Item position entries:
********

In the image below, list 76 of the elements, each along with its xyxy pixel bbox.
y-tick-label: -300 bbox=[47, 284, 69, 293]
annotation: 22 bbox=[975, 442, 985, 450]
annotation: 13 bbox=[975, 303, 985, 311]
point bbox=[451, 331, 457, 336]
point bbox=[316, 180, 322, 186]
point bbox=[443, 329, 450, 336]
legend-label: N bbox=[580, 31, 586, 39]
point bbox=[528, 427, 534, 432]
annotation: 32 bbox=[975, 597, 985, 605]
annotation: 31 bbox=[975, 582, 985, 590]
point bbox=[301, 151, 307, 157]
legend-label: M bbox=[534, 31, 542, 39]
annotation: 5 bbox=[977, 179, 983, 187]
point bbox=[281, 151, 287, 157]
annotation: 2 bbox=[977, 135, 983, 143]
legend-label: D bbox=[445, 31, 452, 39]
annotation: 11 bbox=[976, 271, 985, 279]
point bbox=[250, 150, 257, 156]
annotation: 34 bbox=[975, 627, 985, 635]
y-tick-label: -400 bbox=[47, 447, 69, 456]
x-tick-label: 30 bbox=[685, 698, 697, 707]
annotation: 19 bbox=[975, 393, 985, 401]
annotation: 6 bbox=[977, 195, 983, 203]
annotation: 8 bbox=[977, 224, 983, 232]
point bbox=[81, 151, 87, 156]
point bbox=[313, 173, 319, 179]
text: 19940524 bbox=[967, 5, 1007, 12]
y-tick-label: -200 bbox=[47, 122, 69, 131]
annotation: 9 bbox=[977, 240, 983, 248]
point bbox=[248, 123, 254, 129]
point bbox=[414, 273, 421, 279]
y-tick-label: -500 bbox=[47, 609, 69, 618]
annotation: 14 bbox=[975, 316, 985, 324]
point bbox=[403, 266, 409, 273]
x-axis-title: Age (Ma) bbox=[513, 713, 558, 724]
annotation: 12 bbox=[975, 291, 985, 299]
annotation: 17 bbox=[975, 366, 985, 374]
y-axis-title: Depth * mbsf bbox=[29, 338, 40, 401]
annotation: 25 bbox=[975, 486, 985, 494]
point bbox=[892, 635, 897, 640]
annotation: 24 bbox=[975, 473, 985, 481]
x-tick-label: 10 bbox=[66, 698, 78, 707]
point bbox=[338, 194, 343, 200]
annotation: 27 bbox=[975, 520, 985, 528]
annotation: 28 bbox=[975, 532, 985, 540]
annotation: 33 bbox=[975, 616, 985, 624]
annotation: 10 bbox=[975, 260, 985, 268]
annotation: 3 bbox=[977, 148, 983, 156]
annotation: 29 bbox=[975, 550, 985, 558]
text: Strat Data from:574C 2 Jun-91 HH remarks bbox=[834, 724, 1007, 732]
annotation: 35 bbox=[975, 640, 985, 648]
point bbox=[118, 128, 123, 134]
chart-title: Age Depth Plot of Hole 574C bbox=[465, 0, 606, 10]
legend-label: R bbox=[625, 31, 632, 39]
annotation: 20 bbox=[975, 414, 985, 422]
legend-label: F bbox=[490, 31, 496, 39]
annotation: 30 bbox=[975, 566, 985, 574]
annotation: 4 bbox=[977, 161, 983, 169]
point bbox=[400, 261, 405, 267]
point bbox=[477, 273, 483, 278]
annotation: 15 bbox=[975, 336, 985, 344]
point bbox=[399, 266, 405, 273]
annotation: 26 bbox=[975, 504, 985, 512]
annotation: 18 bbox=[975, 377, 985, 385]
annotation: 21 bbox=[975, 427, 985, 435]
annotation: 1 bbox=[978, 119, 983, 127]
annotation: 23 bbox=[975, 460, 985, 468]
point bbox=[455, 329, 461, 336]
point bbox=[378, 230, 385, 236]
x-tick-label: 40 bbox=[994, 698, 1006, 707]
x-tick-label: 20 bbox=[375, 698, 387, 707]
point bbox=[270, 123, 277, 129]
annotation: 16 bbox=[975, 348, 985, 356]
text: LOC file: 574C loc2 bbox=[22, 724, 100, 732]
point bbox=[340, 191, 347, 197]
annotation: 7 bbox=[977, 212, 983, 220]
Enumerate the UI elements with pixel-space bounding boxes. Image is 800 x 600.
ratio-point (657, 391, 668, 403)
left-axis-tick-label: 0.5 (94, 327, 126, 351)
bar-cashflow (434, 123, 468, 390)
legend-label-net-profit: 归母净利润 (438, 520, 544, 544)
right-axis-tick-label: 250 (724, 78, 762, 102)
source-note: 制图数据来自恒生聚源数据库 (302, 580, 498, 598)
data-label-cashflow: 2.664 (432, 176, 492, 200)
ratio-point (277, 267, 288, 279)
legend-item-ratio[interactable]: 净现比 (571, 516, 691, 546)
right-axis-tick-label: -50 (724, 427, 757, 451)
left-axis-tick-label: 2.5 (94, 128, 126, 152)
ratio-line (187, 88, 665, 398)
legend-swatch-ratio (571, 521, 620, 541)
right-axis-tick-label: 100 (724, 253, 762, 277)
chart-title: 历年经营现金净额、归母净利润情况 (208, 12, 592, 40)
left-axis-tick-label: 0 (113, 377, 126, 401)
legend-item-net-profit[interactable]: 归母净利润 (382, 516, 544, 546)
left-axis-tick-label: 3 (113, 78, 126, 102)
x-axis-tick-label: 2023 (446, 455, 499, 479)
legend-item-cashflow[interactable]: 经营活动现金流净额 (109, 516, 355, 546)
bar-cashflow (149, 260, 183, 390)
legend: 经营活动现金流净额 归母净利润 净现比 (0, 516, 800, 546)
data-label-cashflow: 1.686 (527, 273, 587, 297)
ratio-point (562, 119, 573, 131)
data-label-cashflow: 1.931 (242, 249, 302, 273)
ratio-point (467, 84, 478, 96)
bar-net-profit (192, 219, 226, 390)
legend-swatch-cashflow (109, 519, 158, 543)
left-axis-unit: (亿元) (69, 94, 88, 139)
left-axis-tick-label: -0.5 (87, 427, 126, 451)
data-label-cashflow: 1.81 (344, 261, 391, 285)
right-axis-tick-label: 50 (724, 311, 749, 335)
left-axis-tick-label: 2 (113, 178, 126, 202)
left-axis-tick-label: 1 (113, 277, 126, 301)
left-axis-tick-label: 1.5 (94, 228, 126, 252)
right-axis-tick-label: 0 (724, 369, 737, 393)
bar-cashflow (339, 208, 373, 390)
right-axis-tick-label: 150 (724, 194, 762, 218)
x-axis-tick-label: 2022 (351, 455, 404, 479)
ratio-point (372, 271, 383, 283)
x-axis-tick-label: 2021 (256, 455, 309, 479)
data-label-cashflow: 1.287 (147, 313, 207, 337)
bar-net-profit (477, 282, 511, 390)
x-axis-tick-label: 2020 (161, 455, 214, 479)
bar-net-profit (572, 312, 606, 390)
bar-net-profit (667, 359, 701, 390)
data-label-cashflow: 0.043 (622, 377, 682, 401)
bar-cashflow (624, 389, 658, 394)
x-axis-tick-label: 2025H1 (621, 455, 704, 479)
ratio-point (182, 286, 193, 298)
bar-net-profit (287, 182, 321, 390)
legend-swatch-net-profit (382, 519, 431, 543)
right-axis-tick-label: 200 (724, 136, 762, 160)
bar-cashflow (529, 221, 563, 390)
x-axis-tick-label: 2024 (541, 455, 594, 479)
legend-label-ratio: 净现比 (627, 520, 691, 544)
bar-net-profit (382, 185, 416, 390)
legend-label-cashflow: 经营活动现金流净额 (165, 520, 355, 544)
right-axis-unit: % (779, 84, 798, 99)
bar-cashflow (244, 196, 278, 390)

********

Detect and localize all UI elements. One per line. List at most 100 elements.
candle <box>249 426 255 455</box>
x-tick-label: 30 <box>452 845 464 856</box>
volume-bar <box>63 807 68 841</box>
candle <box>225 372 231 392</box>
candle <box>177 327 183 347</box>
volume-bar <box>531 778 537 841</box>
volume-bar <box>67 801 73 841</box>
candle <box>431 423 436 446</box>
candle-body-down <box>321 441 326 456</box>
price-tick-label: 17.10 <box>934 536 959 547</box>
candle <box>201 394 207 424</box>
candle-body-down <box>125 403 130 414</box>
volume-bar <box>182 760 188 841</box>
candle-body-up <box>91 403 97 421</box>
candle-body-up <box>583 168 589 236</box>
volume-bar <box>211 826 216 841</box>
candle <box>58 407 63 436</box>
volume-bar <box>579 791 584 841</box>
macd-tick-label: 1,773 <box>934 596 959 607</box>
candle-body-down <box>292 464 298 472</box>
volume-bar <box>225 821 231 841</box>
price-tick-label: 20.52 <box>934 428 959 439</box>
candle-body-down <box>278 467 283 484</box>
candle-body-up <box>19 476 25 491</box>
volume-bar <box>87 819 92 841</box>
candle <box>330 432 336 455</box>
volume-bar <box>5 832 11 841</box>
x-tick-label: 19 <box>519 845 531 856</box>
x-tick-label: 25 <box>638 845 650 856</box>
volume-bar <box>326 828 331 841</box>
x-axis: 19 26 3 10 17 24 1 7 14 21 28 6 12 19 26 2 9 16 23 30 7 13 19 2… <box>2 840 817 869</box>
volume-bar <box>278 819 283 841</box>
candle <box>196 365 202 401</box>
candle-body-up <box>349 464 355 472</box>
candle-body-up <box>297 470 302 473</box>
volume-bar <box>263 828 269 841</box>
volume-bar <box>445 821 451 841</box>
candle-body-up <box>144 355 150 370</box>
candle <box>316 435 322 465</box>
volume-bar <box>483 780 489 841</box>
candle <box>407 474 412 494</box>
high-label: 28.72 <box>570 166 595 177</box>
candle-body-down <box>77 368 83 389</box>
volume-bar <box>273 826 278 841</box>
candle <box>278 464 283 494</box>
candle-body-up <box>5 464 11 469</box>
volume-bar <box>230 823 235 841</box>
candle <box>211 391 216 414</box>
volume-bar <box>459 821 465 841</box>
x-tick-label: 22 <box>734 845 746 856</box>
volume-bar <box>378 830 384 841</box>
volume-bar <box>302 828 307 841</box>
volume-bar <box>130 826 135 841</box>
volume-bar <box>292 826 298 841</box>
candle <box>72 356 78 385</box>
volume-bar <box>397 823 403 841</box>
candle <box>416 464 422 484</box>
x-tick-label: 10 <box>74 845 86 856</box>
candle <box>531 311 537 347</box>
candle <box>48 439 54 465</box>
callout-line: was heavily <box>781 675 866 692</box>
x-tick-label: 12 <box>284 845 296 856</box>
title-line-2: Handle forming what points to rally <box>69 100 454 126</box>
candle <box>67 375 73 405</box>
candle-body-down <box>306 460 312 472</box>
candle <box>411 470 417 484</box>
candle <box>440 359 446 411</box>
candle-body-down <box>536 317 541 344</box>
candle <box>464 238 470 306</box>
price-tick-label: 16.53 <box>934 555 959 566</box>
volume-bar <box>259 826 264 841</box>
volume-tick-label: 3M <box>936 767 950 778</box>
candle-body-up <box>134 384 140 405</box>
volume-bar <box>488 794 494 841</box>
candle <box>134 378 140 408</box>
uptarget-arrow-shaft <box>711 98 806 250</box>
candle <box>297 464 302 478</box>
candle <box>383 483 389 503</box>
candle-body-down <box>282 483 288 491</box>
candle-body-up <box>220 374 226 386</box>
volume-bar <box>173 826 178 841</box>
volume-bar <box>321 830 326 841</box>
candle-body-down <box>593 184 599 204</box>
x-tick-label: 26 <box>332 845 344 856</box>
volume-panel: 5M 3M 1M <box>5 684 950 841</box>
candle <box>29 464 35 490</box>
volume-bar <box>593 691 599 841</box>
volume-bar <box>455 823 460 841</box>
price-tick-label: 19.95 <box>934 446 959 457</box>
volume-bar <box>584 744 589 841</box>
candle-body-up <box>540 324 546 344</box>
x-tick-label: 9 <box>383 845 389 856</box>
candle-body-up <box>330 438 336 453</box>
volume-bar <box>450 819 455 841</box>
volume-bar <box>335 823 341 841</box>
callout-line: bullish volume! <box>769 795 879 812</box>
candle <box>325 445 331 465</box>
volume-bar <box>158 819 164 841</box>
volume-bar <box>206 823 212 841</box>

********

REQUEST: Copy the data above word for word, beginning with the line that contains "In the image" and ending with the line that contains "point bbox=[250, 150, 257, 156]", both of those lines included.

CORRECT RESULT:
In the image below, list 76 of the elements, each along with its xyxy pixel bbox.
y-tick-label: -300 bbox=[47, 284, 69, 293]
annotation: 22 bbox=[975, 442, 985, 450]
annotation: 13 bbox=[975, 303, 985, 311]
point bbox=[451, 331, 457, 336]
point bbox=[316, 180, 322, 186]
point bbox=[443, 329, 450, 336]
legend-label: N bbox=[580, 31, 586, 39]
point bbox=[528, 427, 534, 432]
annotation: 32 bbox=[975, 597, 985, 605]
annotation: 31 bbox=[975, 582, 985, 590]
point bbox=[301, 151, 307, 157]
legend-label: M bbox=[534, 31, 542, 39]
annotation: 5 bbox=[977, 179, 983, 187]
point bbox=[281, 151, 287, 157]
annotation: 2 bbox=[977, 135, 983, 143]
legend-label: D bbox=[445, 31, 452, 39]
annotation: 11 bbox=[976, 271, 985, 279]
point bbox=[250, 150, 257, 156]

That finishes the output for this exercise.